Stored items from a collection
━━━━━━━━━━━━━━━━━━━━

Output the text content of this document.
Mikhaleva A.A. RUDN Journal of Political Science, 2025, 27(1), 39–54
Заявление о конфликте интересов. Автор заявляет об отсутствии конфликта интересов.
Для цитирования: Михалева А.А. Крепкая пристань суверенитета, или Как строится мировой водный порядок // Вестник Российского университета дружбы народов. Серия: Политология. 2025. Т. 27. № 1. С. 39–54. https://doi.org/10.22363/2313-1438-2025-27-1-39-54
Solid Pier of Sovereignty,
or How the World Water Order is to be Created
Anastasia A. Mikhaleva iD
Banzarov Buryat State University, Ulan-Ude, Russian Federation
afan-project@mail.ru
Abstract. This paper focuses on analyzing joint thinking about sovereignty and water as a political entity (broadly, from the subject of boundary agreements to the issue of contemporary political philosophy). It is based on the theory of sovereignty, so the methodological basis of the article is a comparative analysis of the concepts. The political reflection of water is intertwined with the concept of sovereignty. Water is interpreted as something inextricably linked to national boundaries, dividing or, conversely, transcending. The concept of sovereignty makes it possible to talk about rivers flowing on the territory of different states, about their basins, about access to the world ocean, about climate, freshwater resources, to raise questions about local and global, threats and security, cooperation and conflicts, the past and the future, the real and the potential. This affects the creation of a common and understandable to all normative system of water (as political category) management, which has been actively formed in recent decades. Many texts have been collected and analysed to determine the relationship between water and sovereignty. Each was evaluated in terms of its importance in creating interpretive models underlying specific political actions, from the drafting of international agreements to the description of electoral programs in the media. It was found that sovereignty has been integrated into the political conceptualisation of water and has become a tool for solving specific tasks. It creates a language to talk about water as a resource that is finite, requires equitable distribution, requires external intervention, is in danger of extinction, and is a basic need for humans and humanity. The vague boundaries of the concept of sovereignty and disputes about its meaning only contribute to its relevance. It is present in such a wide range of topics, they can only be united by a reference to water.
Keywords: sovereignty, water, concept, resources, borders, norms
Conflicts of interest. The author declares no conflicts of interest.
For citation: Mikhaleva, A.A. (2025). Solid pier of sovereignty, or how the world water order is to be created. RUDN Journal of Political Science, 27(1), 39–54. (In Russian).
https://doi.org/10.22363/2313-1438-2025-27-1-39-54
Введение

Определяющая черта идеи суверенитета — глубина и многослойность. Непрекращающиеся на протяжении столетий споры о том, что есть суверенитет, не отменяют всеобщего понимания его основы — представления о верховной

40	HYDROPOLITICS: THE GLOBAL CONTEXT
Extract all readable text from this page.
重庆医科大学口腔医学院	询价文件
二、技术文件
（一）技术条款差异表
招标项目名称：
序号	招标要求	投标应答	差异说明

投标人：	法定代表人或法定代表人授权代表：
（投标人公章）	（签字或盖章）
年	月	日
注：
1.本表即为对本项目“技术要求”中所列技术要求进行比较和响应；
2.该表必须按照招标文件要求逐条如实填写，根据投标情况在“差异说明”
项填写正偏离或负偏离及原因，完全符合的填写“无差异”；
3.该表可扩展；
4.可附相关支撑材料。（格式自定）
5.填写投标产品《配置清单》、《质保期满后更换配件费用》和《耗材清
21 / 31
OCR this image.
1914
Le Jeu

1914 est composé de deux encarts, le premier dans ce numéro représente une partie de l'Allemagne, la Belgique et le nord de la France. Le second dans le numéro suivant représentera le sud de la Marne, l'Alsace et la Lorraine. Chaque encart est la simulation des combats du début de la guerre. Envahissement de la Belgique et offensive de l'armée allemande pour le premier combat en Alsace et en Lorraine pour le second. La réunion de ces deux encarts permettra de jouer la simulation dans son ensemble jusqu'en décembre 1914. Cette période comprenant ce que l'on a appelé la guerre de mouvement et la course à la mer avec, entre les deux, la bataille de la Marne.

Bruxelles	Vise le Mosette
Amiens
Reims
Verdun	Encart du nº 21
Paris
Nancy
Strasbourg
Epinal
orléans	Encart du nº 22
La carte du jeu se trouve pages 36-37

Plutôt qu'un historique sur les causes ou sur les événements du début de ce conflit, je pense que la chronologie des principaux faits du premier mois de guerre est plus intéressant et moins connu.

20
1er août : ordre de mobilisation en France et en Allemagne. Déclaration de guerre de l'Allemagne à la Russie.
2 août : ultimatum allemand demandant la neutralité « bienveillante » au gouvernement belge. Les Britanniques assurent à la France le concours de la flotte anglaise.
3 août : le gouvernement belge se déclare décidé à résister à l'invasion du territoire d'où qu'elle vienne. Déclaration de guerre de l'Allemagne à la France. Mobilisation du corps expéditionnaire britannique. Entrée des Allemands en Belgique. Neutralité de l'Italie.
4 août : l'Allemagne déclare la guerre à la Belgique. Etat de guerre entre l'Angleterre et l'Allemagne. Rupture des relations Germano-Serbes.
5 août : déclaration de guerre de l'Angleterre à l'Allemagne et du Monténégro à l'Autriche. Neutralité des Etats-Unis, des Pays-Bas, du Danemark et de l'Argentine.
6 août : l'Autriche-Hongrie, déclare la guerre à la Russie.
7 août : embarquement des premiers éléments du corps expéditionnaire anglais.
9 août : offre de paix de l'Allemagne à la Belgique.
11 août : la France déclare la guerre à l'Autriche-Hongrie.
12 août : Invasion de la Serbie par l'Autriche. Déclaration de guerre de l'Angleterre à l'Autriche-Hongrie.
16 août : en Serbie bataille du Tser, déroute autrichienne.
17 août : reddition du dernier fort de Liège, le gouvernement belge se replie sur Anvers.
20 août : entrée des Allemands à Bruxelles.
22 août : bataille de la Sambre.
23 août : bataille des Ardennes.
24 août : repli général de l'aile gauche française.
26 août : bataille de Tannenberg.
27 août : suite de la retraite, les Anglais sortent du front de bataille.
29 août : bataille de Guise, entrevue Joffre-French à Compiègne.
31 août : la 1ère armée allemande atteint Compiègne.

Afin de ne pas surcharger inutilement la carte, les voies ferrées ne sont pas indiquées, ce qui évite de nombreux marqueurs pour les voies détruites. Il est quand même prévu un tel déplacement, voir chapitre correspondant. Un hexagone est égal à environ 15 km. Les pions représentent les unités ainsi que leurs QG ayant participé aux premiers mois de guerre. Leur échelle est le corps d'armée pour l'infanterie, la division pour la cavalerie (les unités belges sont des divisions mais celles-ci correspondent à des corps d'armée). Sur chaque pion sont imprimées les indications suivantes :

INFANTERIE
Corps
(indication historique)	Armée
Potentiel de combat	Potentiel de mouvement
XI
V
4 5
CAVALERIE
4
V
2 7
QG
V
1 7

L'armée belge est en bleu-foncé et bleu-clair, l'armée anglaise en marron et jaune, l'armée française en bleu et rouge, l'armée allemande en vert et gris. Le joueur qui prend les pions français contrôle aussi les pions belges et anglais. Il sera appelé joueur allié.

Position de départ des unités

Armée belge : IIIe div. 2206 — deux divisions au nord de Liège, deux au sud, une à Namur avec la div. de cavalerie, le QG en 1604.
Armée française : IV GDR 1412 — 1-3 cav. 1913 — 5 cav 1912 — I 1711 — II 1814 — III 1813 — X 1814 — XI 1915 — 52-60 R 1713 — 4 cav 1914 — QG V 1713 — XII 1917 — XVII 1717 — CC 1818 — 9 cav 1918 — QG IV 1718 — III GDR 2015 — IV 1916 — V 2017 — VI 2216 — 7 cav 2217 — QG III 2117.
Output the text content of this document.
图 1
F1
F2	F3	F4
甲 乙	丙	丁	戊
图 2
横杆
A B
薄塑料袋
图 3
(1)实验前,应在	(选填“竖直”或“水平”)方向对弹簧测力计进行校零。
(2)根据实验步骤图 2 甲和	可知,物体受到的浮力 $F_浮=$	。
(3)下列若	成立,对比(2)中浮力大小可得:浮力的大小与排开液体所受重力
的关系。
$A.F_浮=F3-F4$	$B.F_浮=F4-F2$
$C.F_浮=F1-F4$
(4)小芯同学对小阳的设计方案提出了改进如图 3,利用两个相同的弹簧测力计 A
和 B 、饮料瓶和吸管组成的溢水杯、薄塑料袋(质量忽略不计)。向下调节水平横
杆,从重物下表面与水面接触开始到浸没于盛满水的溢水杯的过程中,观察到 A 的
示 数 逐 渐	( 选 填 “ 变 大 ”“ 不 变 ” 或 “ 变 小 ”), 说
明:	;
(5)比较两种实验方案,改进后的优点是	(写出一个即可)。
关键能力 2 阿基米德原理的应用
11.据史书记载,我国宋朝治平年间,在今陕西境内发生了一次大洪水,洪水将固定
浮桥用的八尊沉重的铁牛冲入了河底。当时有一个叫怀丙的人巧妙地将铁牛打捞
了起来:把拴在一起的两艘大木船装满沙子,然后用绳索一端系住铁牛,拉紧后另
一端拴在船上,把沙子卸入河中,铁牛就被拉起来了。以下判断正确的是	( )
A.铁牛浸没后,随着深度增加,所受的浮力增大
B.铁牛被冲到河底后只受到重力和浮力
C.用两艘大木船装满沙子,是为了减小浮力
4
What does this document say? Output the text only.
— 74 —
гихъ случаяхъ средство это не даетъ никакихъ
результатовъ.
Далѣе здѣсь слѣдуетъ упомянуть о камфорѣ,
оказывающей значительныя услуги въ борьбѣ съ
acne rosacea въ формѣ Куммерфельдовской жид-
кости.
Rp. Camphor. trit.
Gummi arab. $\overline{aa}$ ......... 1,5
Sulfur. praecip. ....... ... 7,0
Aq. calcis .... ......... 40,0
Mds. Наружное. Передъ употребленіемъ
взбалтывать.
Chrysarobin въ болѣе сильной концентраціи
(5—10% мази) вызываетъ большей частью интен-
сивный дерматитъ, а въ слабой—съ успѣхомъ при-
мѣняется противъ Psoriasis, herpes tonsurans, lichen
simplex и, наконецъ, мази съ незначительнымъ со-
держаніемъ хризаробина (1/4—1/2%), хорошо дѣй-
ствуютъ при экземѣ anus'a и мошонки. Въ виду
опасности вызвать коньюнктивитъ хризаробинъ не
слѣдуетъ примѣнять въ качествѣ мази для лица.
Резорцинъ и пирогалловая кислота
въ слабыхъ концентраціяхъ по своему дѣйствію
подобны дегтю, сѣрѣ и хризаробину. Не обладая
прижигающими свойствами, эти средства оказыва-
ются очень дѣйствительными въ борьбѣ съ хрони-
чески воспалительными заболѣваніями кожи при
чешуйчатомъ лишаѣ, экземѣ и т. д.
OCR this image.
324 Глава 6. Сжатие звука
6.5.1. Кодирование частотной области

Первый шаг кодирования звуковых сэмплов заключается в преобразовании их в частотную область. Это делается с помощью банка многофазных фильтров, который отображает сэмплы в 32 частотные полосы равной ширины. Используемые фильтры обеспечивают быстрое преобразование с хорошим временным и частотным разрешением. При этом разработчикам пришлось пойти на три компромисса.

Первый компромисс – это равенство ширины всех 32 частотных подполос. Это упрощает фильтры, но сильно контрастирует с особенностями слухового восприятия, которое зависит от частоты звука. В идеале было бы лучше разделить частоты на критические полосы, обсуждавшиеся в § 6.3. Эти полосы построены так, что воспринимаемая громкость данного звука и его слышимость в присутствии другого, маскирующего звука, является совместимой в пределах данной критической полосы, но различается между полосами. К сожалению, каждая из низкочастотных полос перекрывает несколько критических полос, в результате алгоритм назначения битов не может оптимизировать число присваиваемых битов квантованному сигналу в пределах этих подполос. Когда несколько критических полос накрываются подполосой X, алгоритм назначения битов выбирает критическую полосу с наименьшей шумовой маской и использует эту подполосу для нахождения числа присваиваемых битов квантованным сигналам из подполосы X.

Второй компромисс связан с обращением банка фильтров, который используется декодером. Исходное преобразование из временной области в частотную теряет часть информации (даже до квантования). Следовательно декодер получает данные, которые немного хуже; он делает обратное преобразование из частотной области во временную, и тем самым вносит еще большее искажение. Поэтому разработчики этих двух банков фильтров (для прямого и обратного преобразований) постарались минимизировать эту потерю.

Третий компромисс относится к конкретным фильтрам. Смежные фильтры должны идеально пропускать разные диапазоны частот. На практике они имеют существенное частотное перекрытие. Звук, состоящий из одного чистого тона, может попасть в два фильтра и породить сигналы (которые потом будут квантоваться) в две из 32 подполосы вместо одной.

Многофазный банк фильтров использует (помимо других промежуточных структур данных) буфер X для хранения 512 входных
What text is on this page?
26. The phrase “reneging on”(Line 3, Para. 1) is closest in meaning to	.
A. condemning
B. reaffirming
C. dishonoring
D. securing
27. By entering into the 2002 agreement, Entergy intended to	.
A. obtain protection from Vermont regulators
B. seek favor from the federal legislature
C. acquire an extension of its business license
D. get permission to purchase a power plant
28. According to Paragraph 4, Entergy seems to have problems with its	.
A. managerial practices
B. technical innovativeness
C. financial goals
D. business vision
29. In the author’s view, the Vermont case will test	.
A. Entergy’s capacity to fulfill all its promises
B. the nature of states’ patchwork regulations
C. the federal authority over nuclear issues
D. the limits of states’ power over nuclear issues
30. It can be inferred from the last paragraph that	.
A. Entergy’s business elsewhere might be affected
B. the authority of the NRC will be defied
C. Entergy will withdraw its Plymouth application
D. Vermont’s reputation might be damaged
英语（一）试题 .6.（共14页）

━━━━━━━━━━━━━━━━━━━━

All lines above containing the string "Allemands" are to be collected.

Complete response
3 août : le gouvernement belge se déclare décidé à résister à l'invasion du territoire d'où qu'elle vienne. Déclaration de guerre de l'Allemagne à la France. Mobilisation du corps expéditionnaire britannique. Entrée des Allemands en Belgique. Neutralité de l'Italie.
20 août : entrée des Allemands à Bruxelles.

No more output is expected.